__Brief__
Set down all of the data exactly as it appears.

[Start Material provided]

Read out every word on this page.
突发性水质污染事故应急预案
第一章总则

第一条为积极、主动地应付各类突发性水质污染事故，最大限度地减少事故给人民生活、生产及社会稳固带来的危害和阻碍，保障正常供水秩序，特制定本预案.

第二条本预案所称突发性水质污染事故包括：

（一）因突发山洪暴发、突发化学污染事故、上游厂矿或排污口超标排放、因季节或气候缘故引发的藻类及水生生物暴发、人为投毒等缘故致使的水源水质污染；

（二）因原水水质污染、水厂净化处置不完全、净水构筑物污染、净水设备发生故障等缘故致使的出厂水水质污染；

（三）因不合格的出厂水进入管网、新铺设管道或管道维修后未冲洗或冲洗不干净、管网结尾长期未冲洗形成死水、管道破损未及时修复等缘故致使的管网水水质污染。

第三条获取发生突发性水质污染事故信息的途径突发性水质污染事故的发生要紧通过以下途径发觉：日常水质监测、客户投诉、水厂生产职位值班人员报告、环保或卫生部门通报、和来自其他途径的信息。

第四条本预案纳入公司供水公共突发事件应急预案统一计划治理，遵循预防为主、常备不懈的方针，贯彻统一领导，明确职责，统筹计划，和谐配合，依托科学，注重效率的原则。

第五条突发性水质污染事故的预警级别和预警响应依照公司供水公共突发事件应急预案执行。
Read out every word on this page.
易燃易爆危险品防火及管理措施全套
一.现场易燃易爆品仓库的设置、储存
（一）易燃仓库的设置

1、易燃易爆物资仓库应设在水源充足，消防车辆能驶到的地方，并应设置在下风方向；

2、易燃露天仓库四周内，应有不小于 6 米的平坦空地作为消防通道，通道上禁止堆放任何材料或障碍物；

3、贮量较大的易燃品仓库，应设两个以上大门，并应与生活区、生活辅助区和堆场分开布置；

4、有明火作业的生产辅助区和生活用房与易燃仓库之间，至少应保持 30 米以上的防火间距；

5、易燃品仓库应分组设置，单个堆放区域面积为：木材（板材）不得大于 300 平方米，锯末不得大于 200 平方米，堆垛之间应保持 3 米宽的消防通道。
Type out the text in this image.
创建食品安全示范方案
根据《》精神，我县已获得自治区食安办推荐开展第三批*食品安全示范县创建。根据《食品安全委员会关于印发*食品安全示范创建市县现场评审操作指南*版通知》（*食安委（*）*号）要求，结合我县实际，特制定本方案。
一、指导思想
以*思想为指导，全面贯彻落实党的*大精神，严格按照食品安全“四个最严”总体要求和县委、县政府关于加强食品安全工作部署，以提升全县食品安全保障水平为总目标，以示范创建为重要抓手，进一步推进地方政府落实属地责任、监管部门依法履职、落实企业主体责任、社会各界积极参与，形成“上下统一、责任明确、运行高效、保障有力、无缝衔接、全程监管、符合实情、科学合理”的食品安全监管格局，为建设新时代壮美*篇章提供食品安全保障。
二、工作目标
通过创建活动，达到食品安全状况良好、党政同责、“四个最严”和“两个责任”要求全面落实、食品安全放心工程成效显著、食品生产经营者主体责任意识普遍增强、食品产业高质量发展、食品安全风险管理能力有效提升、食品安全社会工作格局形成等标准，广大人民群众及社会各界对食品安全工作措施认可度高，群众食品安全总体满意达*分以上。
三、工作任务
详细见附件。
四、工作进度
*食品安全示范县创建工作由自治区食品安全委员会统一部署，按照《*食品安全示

[End Material provided]

__Solution below__
Read out every word on this page.
突发性水质污染事故应急预案
第一章总则

第一条为积极、主动地应付各类突发性水质污染事故，最大限度地减少事故给人民生活、生产及社会稳固带来的危害和阻碍，保障正常供水秩序，特制定本预案.

第二条本预案所称突发性水质污染事故包括：

（一）因突发山洪暴发、突发化学污染事故、上游厂矿或排污口超标排放、因季节或气候缘故引发的藻类及水生生物暴发、人为投毒等缘故致使的水源水质污染；

（二）因原水水质污染、水厂净化处置不完全、净水构筑物污染、净水设备发生故障等缘故致使的出厂水水质污染；

（三）因不合格的出厂水进入管网、新铺设管道或管道维修后未冲洗或冲洗不干净、管网结尾长期未冲洗形成死水、管道破损未及时修复等缘故致使的管网水水质污染。

第三条获取发生突发性水质污染事故信息的途径突发性水质污染事故的发生要紧通过以下途径发觉：日常水质监测、客户投诉、水厂生产职位值班人员报告、环保或卫生部门通报、和来自其他途径的信息。

第四条本预案纳入公司供水公共突发事件应急预案统一计划治理，遵循预防为主、常备不懈的方针，贯彻统一领导，明确职责，统筹计划，和谐配合，依托科学，注重效率的原则。

第五条突发性水质污染事故的预警级别和预警响应依照公司供水公共突发事件应急预案执行。
Read out every word on this page.
易燃易爆危险品防火及管理措施全套
一.现场易燃易爆品仓库的设置、储存
（一）易燃仓库的设置

1、易燃易爆物资仓库应设在水源充足，消防车辆能驶到的地方，并应设置在下风方向；

2、易燃露天仓库四周内，应有不小于 6 米的平坦空地作为消防通道，通道上禁止堆放任何材料或障碍物；

3、贮量较大的易燃品仓库，应设两个以上大门，并应与生活区、生活辅助区和堆场分开布置；

4、有明火作业的生产辅助区和生活用房与易燃仓库之间，至少应保持 30 米以上的防火间距；

5、易燃品仓库应分组设置，单个堆放区域面积为：木材（板材）不得大于 300 平方米，锯末不得大于 200 平方米，堆垛之间应保持 3 米宽的消防通道。
Type out the text in this image.
创建食品安全示范方案
根据《》精神，我县已获得自治区食安办推荐开展第三批*食品安全示范县创建。根据《食品安全委员会关于印发*食品安全示范创建市县现场评审操作指南*版通知》（*食安委（*）*号）要求，结合我县实际，特制定本方案。
一、指导思想
以*思想为指导，全面贯彻落实党的*大精神，严格按照食品安全“四个最严”总体要求和县委、县政府关于加强食品安全工作部署，以提升全县食品安全保障水平为总目标，以示范创建为重要抓手，进一步推进地方政府落实属地责任、监管部门依法履职、落实企业主体责任、社会各界积极参与，形成“上下统一、责任明确、运行高效、保障有力、无缝衔接、全程监管、符合实情、科学合理”的食品安全监管格局，为建设新时代壮美*篇章提供食品安全保障。
二、工作目标
通过创建活动，达到食品安全状况良好、党政同责、“四个最严”和“两个责任”要求全面落实、食品安全放心工程成效显著、食品生产经营者主体责任意识普遍增强、食品产业高质量发展、食品安全风险管理能力有效提升、食品安全社会工作格局形成等标准，广大人民群众及社会各界对食品安全工作措施认可度高，群众食品安全总体满意达*分以上。
三、工作任务
详细见附件。
四、工作进度
*食品安全示范县创建工作由自治区食品安全委员会统一部署，按照《*食品安全示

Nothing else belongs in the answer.